§ **TEXTE FOURNI**
--
Référence : 2008 CAF 239

 

CORAM :      LE JUGE EVANS

                        LA JUGE SHARLOW

                        LA JUGE TRUDEL

 

ENTRE :

TORONTO SUN WAH TRADING INC.

appelante

et

PROCUREUR GÉNÉRAL DU CANADA

intimé

 

 

 

Requête écrite décidée sans comparution des parties.

 

Jugement rendu à Ottawa (Ontario), le 15 juillet 2008.

 

MOTIFS DU JUGEMENT :                                                                             LA JUGE SHARLOW

Y ONT SOUSCRIT :                                                                                              LE JUGE EVANS

                                                                                                                             LA JUGE TRUDEL

 


Date : 20080715

Dossier : A-531-07

Référence : 2008 CAF 239

 

CORAM :      LE JUGE EVANS

                        LA JUGE SHARLOW

                        LA JUGE TRUDEL

 

 

ENTRE :

 

TORONTO SUN WAH TRADING INC.

appelante

et

 

PROCUREUR GÉNÉRAL DU CANADA

intimé

 

 

MOTIFS DU JUGEMENT

LA JUGE SHARLOW

[1]               L’appel a été introduit il y a de cela presque huit mois et n’est toujours pas rendu à l’étape du dépôt de l’entente sur le contenu du dossier d’appel. Près de six mois après l’introduction de l’appel, la partie intimée (la Couronne) a sollicité une ordonnance rejetant l’appel pour cause de retard. L’appelante (Toronto Sun Wah) s’oppose à la requête et sollicite une ordonnance prorogeant le délai pour déposer l’entente sur le contenu du dossier d’appel et le dossier d’appel. La Couronne s’oppose à cette requête. Les requêtes ont été examinées ensemble.

 

[2]               Les faits sous-jacents, tels qu’énoncés par le juge Teitelbaum, se rapportent à une épidémie de salmonellose apparue dans le sud de l’Ontario en novembre 2005. L’épidémie était apparemment liée à la consommation de haricots germés. L’Agence canadienne d’inspection des aliments (l’ACIA) a lancé un avertissement de danger pour la santé avisant le public que les haricots germés d’ambérique distribués par Toronto Sun Wah pouvaient être contaminés par la salmonellose. Toronto Sun Wah a volontairement retiré ses haricots germés du marché.
--
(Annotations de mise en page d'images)

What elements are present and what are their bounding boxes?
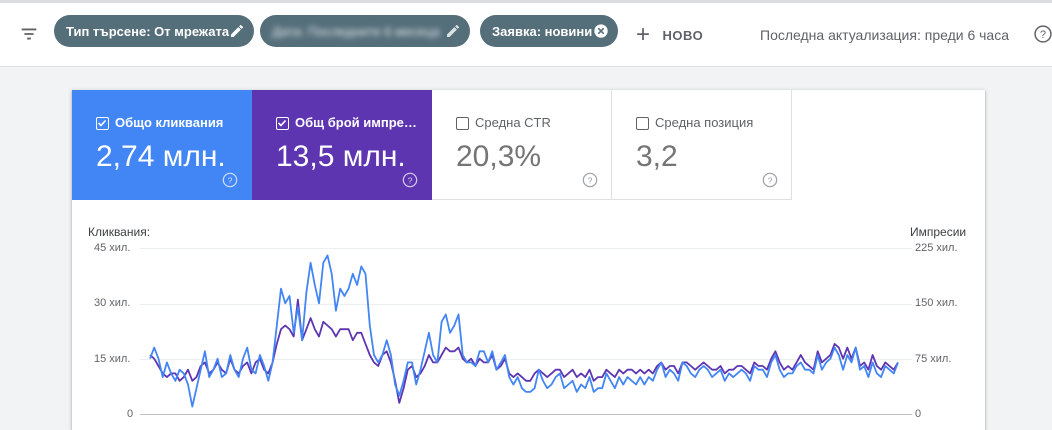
checkbox-unchecked[interactable] xyxy=(456,117,469,130)
x-axis-line xyxy=(140,414,912,415)
gridline xyxy=(140,248,912,249)
right-axis-title: Импресии xyxy=(910,225,967,239)
metric-label: Средна позиция xyxy=(655,115,754,130)
metric-tile-position[interactable]: Средна позиция 3,2 ? xyxy=(612,90,792,200)
svg-text:?: ? xyxy=(588,175,593,185)
svg-text:?: ? xyxy=(228,175,233,185)
right-tick: 225 хил. xyxy=(915,242,958,254)
performance-card: Общо кликвания 2,74 млн. ? Общ брой импр… xyxy=(72,90,985,430)
filter-icon[interactable] xyxy=(18,23,40,45)
metric-label: Средна CTR xyxy=(475,115,551,130)
right-tick: 75 хил. xyxy=(915,353,952,365)
left-tick: 45 хил. xyxy=(94,242,131,254)
metric-value: 13,5 млн. xyxy=(276,140,406,173)
right-tick: 150 хил. xyxy=(915,297,958,309)
left-tick: 15 хил. xyxy=(94,353,131,365)
metric-tile-ctr[interactable]: Средна CTR 20,3% ? xyxy=(432,90,612,200)
right-tick: 0 xyxy=(915,408,922,420)
close-circle-icon[interactable] xyxy=(593,23,609,39)
filter-bar: Тип търсене: От мрежата Дата: Последните… xyxy=(0,3,1052,67)
left-tick: 0 xyxy=(127,408,134,420)
edit-icon[interactable] xyxy=(445,23,461,39)
checkbox-unchecked[interactable] xyxy=(636,117,649,130)
metric-tile-clicks[interactable]: Общо кликвания 2,74 млн. ? xyxy=(72,90,252,200)
performance-chart xyxy=(149,254,899,408)
plus-icon: + xyxy=(636,21,651,48)
metric-tile-impressions[interactable]: Общ брой импре… 13,5 млн. ? xyxy=(252,90,432,200)
edit-icon[interactable] xyxy=(229,23,245,39)
clicks-series-line xyxy=(149,254,899,408)
svg-text:?: ? xyxy=(1040,29,1046,41)
checkbox-checked[interactable] xyxy=(96,117,109,130)
metric-label: Общо кликвания xyxy=(115,115,224,130)
gridline xyxy=(140,359,912,360)
help-icon[interactable]: ? xyxy=(402,172,418,188)
help-icon[interactable]: ? xyxy=(762,172,778,188)
left-axis-title: Кликвания: xyxy=(88,225,151,239)
impressions-series-line xyxy=(149,298,899,404)
query-chip[interactable]: Заявка: новини xyxy=(480,15,618,47)
chip-label: Заявка: новини xyxy=(492,23,593,39)
date-range-chip[interactable]: Дата: Последните 6 месеца xyxy=(260,15,470,47)
metric-value: 3,2 xyxy=(636,140,678,173)
new-filter-button[interactable]: + НОВО xyxy=(636,21,703,49)
svg-text:?: ? xyxy=(408,175,413,185)
search-type-chip[interactable]: Тип търсене: От мрежата xyxy=(54,15,254,47)
metric-value: 2,74 млн. xyxy=(96,140,226,173)
svg-text:?: ? xyxy=(768,175,773,185)
new-filter-label: НОВО xyxy=(662,27,704,43)
gridline xyxy=(140,304,912,305)
chip-label: Дата: Последните 6 месеца xyxy=(272,23,440,39)
top-divider xyxy=(0,0,1052,3)
chip-label: Тип търсене: От мрежата xyxy=(66,23,230,39)
help-icon[interactable]: ? xyxy=(1033,24,1052,44)
metric-value: 20,3% xyxy=(456,140,542,173)
metric-label: Общ брой импре… xyxy=(295,115,417,130)
last-update-text: Последна актуализация: преди 6 часа xyxy=(760,27,1009,43)
left-tick: 30 хил. xyxy=(94,297,131,309)
help-icon[interactable]: ? xyxy=(222,172,238,188)
help-icon[interactable]: ? xyxy=(582,172,598,188)
checkbox-checked[interactable] xyxy=(276,117,289,130)
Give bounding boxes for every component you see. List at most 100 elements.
--
§ **À FAIRE**
1. Dans le jugement concernant Toronto Sun Wah, qu'a fait cette entreprise de ses haricots germés après l'avertissement de l'ACIA ?
2. Poursuivez le jugement concernant Toronto Sun Wah à partir de l'endroit où il s'interrompt.

§ **RÉPONSES**
1. Elle a volontairement retiré ses haricots germés du marché.

2.
[3]               En décembre 2005, l’ACIA a reçu une demande conformément à Loi sur l’accès à l’information, L.R.C. 1985, ch. A-1, sollicitant des renseignements se rapportant au rappel des haricots germés par le Bureau de la salubrité et des rappels des aliments. En date du 14 avril 2006, l’ACIA avait répertorié les renseignements sollicités et conclu que certains d’entre eux contenaient des références à Toronto Sun Wah. À cette date, l’ACIA a fait parvenir à Toronto Sun Wah l’avis aux tiers prévu à l’article 27 de la Loi sur l’accès à l’information, où elle décrivait les renseignements dont l’ACIA avait l’intention de donner communication. Toronto Sun Wah a répondu en formulant un certain nombre d’objections fondées sur les articles 19 et 20 de la Loi sur l’accès à l’information. L’ACIA a accueilli certaines des objections, mais pas toutes, et par lettre en date du 27 avril 2006, a avisé Toronto Sun Wah de sa proposition révisée de donner communication des renseignements.

 

[4]               Suivant l’article 44 de la Loi sur l’accès à l’information, Toronto Sun Wah avait 20 jours pour présenter une demande de contrôle judiciaire à la Cour fédérale relativement à la décision de l’ACIA de donner communication des renseignements se rapportant à Toronto Sun Wah. Toronto Sun Wah a déposé une demande en ce sens à la Cour fédérale le 16 mai 2006.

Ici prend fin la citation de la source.